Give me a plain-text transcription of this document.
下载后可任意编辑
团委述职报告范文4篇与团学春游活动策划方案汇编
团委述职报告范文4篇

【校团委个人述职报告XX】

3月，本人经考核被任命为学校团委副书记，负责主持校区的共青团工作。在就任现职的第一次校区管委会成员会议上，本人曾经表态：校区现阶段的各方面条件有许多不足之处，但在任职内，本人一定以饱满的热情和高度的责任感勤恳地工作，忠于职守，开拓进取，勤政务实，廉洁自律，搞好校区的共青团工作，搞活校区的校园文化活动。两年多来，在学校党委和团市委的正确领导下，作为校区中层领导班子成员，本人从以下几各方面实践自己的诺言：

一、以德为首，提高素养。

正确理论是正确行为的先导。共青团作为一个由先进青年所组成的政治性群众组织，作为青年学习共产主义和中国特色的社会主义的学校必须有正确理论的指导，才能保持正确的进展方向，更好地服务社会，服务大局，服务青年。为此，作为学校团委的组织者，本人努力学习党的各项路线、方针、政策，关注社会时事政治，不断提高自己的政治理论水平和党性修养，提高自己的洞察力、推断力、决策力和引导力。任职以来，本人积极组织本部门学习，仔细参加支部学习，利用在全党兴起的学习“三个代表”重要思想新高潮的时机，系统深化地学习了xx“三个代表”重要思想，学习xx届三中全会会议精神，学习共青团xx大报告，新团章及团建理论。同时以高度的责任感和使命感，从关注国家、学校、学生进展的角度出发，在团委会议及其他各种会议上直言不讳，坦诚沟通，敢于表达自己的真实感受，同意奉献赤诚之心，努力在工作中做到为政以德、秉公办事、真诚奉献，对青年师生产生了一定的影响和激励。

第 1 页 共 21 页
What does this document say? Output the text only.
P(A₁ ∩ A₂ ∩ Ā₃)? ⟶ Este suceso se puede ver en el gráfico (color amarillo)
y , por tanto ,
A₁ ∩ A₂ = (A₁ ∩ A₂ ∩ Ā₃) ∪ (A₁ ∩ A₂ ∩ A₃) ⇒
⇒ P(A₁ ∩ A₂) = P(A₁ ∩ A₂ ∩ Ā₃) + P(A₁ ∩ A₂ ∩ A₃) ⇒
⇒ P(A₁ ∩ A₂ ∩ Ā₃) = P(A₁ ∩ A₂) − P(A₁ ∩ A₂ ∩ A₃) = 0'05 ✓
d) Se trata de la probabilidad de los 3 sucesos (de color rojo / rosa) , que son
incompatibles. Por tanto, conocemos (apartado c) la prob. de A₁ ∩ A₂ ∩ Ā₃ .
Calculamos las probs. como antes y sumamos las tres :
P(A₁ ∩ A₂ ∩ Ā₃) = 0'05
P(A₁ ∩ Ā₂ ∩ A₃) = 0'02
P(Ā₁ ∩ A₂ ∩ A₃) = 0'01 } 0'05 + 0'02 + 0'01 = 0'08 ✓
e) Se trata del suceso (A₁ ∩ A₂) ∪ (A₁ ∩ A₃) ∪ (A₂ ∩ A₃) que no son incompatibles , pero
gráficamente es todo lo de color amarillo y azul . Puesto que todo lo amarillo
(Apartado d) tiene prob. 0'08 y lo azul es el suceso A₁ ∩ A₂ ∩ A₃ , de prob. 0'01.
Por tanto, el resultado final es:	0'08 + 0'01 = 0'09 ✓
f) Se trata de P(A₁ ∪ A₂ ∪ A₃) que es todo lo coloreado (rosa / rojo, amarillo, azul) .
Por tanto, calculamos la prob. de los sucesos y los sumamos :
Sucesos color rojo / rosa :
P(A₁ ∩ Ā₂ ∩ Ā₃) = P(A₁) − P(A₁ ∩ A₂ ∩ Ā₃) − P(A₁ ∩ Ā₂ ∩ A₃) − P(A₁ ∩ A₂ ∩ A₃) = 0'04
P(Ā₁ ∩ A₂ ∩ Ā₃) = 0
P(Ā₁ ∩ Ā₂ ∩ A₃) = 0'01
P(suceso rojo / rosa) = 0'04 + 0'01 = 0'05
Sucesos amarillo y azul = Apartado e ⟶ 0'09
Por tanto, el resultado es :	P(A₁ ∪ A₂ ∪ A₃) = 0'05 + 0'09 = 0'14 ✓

◆ ◆ ◆ ◆ ◆ ◆ ◆

Copy out all of the lines above exactly.

## ANSWER
Give me a plain-text transcription of this document.
下载后可任意编辑
团委述职报告范文4篇与团学春游活动策划方案汇编
团委述职报告范文4篇

【校团委个人述职报告XX】

3月，本人经考核被任命为学校团委副书记，负责主持校区的共青团工作。在就任现职的第一次校区管委会成员会议上，本人曾经表态：校区现阶段的各方面条件有许多不足之处，但在任职内，本人一定以饱满的热情和高度的责任感勤恳地工作，忠于职守，开拓进取，勤政务实，廉洁自律，搞好校区的共青团工作，搞活校区的校园文化活动。两年多来，在学校党委和团市委的正确领导下，作为校区中层领导班子成员，本人从以下几各方面实践自己的诺言：

一、以德为首，提高素养。

正确理论是正确行为的先导。共青团作为一个由先进青年所组成的政治性群众组织，作为青年学习共产主义和中国特色的社会主义的学校必须有正确理论的指导，才能保持正确的进展方向，更好地服务社会，服务大局，服务青年。为此，作为学校团委的组织者，本人努力学习党的各项路线、方针、政策，关注社会时事政治，不断提高自己的政治理论水平和党性修养，提高自己的洞察力、推断力、决策力和引导力。任职以来，本人积极组织本部门学习，仔细参加支部学习，利用在全党兴起的学习“三个代表”重要思想新高潮的时机，系统深化地学习了xx“三个代表”重要思想，学习xx届三中全会会议精神，学习共青团xx大报告，新团章及团建理论。同时以高度的责任感和使命感，从关注国家、学校、学生进展的角度出发，在团委会议及其他各种会议上直言不讳，坦诚沟通，敢于表达自己的真实感受，同意奉献赤诚之心，努力在工作中做到为政以德、秉公办事、真诚奉献，对青年师生产生了一定的影响和激励。

第 1 页 共 21 页
What does this document say? Output the text only.
P(A₁ ∩ A₂ ∩ Ā₃)? ⟶ Este suceso se puede ver en el gráfico (color amarillo)
y , por tanto ,
A₁ ∩ A₂ = (A₁ ∩ A₂ ∩ Ā₃) ∪ (A₁ ∩ A₂ ∩ A₃) ⇒
⇒ P(A₁ ∩ A₂) = P(A₁ ∩ A₂ ∩ Ā₃) + P(A₁ ∩ A₂ ∩ A₃) ⇒
⇒ P(A₁ ∩ A₂ ∩ Ā₃) = P(A₁ ∩ A₂) − P(A₁ ∩ A₂ ∩ A₃) = 0'05 ✓
d) Se trata de la probabilidad de los 3 sucesos (de color rojo / rosa) , que son
incompatibles. Por tanto, conocemos (apartado c) la prob. de A₁ ∩ A₂ ∩ Ā₃ .
Calculamos las probs. como antes y sumamos las tres :
P(A₁ ∩ A₂ ∩ Ā₃) = 0'05
P(A₁ ∩ Ā₂ ∩ A₃) = 0'02
P(Ā₁ ∩ A₂ ∩ A₃) = 0'01 } 0'05 + 0'02 + 0'01 = 0'08 ✓
e) Se trata del suceso (A₁ ∩ A₂) ∪ (A₁ ∩ A₃) ∪ (A₂ ∩ A₃) que no son incompatibles , pero
gráficamente es todo lo de color amarillo y azul . Puesto que todo lo amarillo
(Apartado d) tiene prob. 0'08 y lo azul es el suceso A₁ ∩ A₂ ∩ A₃ , de prob. 0'01.
Por tanto, el resultado final es:	0'08 + 0'01 = 0'09 ✓
f) Se trata de P(A₁ ∪ A₂ ∪ A₃) que es todo lo coloreado (rosa / rojo, amarillo, azul) .
Por tanto, calculamos la prob. de los sucesos y los sumamos :
Sucesos color rojo / rosa :
P(A₁ ∩ Ā₂ ∩ Ā₃) = P(A₁) − P(A₁ ∩ A₂ ∩ Ā₃) − P(A₁ ∩ Ā₂ ∩ A₃) − P(A₁ ∩ A₂ ∩ A₃) = 0'04
P(Ā₁ ∩ A₂ ∩ Ā₃) = 0
P(Ā₁ ∩ Ā₂ ∩ A₃) = 0'01
P(suceso rojo / rosa) = 0'04 + 0'01 = 0'05
Sucesos amarillo y azul = Apartado e ⟶ 0'09
Por tanto, el resultado es :	P(A₁ ∪ A₂ ∪ A₃) = 0'05 + 0'09 = 0'14 ✓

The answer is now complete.